§ **WRITTEN TASK**:
Scan the records for the string "text"; copy each line where it occurs.

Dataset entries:
_ _ _ _

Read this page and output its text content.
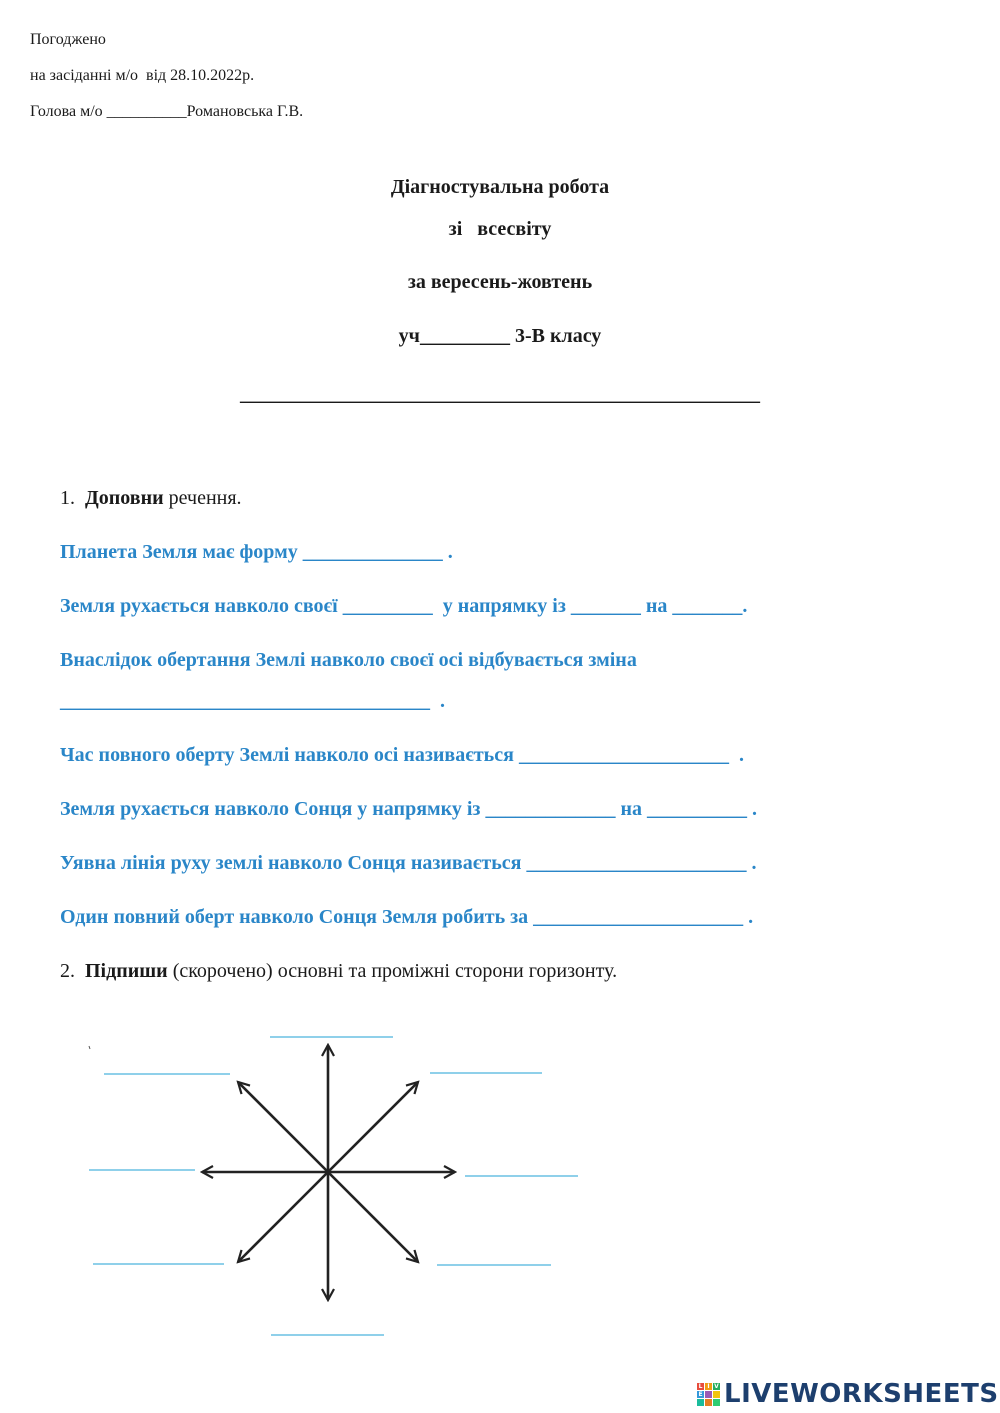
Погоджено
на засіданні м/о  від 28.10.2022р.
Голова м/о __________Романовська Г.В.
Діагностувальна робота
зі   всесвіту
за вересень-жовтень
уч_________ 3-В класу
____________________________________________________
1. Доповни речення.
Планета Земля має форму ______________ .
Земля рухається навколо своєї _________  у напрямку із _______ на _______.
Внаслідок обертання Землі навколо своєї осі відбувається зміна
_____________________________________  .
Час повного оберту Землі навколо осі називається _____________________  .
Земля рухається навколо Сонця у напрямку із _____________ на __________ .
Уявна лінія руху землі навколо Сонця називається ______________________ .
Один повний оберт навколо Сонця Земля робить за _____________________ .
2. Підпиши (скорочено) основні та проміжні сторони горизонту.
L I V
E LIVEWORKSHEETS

_ _ _ _

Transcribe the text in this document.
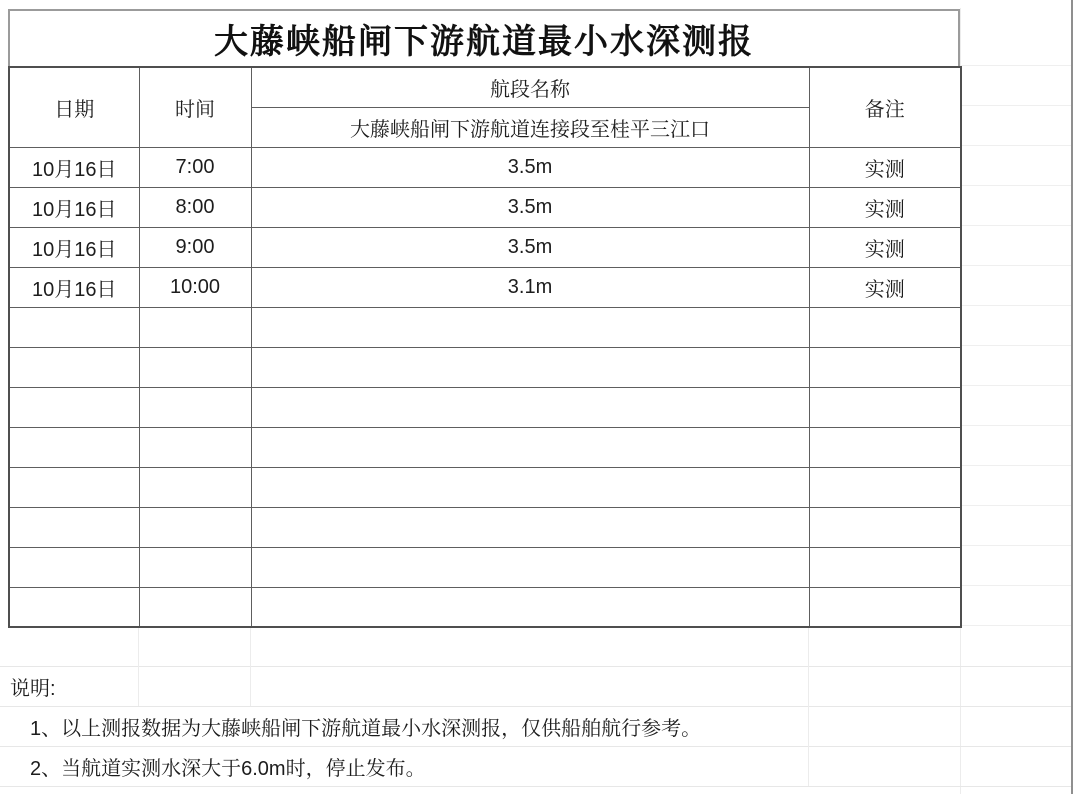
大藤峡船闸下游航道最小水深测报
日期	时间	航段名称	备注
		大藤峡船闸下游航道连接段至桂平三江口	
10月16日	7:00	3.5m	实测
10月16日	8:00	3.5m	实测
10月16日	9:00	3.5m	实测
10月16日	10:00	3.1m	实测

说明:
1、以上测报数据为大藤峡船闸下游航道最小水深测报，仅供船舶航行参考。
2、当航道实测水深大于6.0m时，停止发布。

_ _ _ _

§ **THE RESULT**:
Read this page and output its text content.
Transcribe the text in this document.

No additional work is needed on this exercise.